**Texto dado:**
--
Hoje trago um tema para os meus textos, que anda na boca do mundo.
Existem vários tipos de vacinas.
Existem as vacinas que se dão aos moços pequenos, a vacina de uma epidemia, que têm vendido como pandemia na Comunicação Social, para espalhar o medo pela população mundial (sabendo-se de antemão que o medo controla), e existe a vacina dos sofrimentos.
É desta última que vou falar.
A vacina dos sofrimentos que não é injetável com uma agulha, mas magoa muito mais que qualquer dose de cavalo que uma vacina deposita num organismo humano.
A vacina dos sofrimentos, que é exatamente como uma vacina normal.
Vejamos:
Uma vacina normal, tem componentes controladas de um determinado vírus, que faz com que ao ser injetado num corpo humano, que o organismo se habitue a esse determinado vírus (não é muito bem o que acontece com essas novas pseudo-vacinas, mas passemos).
E a vacina do sofrimento, acaba por ser igual.
A única diferença, é que a vacina dos sofrimentos, nós não escolhemos apanhar.
Simplesmente a vida obriga-nos a tomar.
--
(Dados de segmentação de páginas)
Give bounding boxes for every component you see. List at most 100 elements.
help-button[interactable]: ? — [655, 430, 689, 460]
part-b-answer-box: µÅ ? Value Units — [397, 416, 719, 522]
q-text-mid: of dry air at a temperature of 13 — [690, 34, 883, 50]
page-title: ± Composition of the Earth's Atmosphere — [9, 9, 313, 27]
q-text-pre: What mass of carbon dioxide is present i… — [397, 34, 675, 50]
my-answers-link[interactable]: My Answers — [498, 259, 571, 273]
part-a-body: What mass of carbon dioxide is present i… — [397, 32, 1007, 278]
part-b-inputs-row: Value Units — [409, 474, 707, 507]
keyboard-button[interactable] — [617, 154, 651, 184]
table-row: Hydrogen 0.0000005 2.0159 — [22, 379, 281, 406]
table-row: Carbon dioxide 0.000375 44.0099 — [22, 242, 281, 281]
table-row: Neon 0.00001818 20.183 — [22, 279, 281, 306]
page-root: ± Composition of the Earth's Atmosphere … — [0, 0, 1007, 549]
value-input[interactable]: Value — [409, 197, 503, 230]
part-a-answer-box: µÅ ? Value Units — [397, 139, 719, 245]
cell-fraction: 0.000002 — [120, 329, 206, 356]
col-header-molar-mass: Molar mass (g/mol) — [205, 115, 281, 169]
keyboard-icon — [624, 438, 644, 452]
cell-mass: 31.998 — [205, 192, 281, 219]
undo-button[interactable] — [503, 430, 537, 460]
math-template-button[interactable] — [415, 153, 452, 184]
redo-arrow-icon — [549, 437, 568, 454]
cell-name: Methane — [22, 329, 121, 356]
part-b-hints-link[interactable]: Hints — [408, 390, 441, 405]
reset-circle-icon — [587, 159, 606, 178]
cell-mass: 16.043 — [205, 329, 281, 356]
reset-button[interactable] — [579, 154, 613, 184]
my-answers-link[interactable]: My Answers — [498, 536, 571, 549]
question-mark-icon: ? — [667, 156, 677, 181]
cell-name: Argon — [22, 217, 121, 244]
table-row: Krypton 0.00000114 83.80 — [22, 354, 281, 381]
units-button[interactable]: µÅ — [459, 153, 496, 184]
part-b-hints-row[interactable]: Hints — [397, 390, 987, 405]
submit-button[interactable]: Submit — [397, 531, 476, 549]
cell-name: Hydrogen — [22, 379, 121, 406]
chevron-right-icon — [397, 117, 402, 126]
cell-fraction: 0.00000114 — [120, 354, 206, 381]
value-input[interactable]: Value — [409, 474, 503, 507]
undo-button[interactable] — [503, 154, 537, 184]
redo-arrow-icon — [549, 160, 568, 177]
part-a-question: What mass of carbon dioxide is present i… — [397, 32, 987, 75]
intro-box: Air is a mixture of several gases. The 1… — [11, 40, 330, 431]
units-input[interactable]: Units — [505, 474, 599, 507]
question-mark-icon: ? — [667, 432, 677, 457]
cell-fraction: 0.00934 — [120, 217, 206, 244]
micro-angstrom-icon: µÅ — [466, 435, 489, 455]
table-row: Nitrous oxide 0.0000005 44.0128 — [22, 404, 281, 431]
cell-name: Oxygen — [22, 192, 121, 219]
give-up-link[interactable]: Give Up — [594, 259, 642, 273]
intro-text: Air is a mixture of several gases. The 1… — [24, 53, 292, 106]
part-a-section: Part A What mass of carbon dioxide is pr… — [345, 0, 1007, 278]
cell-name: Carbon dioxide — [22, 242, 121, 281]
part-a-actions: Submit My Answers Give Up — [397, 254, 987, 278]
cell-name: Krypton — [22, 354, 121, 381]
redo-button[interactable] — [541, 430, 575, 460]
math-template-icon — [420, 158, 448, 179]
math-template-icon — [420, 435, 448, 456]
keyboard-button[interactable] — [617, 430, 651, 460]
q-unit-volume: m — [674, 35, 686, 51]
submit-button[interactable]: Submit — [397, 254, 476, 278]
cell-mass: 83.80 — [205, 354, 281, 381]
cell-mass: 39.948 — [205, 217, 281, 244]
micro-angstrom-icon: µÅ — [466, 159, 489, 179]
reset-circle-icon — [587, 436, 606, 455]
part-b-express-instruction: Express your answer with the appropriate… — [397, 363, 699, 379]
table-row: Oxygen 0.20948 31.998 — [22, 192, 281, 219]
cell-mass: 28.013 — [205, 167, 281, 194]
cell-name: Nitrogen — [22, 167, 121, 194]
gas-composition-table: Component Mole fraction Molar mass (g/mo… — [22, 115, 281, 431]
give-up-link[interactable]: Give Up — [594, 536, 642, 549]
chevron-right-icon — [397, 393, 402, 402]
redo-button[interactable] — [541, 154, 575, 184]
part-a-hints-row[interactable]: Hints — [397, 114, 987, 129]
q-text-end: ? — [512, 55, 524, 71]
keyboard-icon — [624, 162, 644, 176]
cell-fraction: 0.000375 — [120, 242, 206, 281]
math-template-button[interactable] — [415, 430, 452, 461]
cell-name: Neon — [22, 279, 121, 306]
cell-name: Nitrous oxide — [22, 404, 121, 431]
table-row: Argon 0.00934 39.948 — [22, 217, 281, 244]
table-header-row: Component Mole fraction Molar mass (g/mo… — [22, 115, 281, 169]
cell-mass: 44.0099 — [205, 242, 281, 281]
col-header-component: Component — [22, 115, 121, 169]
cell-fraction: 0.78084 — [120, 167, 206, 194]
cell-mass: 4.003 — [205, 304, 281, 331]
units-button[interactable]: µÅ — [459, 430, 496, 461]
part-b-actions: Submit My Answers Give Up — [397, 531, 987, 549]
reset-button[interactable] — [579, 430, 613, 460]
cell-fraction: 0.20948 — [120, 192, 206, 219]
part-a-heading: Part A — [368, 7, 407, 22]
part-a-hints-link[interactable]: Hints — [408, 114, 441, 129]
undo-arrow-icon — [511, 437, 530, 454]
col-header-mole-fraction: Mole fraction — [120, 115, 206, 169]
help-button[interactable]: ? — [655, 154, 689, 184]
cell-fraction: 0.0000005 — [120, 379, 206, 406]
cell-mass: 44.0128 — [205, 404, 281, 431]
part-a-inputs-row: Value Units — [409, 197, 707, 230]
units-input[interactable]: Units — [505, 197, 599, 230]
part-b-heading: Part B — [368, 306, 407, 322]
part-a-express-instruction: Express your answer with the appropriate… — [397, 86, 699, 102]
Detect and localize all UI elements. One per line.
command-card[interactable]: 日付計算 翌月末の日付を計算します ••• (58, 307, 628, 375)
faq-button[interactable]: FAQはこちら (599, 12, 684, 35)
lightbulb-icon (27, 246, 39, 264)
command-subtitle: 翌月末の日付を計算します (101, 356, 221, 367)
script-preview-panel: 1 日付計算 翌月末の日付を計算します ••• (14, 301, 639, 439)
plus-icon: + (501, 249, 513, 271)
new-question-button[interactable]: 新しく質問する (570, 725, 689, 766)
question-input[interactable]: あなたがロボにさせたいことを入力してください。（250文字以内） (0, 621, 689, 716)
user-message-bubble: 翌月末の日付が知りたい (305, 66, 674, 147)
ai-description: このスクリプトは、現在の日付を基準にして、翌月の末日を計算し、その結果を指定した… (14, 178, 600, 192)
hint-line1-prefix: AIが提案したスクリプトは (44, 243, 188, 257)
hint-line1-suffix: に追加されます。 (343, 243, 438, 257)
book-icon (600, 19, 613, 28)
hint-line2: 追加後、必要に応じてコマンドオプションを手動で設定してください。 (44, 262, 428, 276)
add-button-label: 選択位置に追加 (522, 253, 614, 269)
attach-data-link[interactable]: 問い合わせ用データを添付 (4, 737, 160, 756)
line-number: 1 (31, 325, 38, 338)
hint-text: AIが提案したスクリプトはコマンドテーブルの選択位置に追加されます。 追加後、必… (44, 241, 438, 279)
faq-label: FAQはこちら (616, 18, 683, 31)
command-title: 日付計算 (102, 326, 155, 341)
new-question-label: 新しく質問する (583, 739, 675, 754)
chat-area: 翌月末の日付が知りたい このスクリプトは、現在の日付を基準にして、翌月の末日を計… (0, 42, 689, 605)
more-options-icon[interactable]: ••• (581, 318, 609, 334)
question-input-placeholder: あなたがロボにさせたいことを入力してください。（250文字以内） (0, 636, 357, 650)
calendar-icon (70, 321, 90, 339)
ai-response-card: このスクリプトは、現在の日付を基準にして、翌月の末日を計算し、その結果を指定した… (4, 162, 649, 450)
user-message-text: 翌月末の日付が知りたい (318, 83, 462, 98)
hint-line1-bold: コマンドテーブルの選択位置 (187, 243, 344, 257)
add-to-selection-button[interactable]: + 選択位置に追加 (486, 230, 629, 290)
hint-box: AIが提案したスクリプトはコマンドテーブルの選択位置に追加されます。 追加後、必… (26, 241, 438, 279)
--
**Trabalho pedido:**
(1) Segundo o texto sobre a vacina dos sofrimentos, qual é a única diferença entre essa vacina e uma vacina normal?
(2) Prossiga o texto sobre a vacina dos sofrimentos a partir da sua última frase.

**Resultados das tarefas:**
(1) A vacina dos sofrimentos não é escolhida por nós; a vida obriga-nos a tomá-la.

(2)
E outro facto desta vacina do sofrimento, é que não tem as componentes controladas desse vírus.
É uma vacina que nos faz ter esses efeitos secundários, quando caímos no fundo, muitas vezes em coisas que nós nos arrependemos de fazer.
Mas o organismo começa a recuperar com o tempo, e cada novo sofrimento, acabamos por encarar como mais um.
Já não nos "rebenta" tanto sofrer, depois de vacinados com essa vacina do sofrimento, mesmo testando positivo ao sofrimento, e tendo sintomas a esse mesmo sofrimento.
Mas aí, o organismo já está habituado.
Já temos muitas mais forças para lidar com mais um sofrimento, do que quando lidamos com os primeiros.
Porque a vacina que não me mata, é a vacina que me torna mais forte.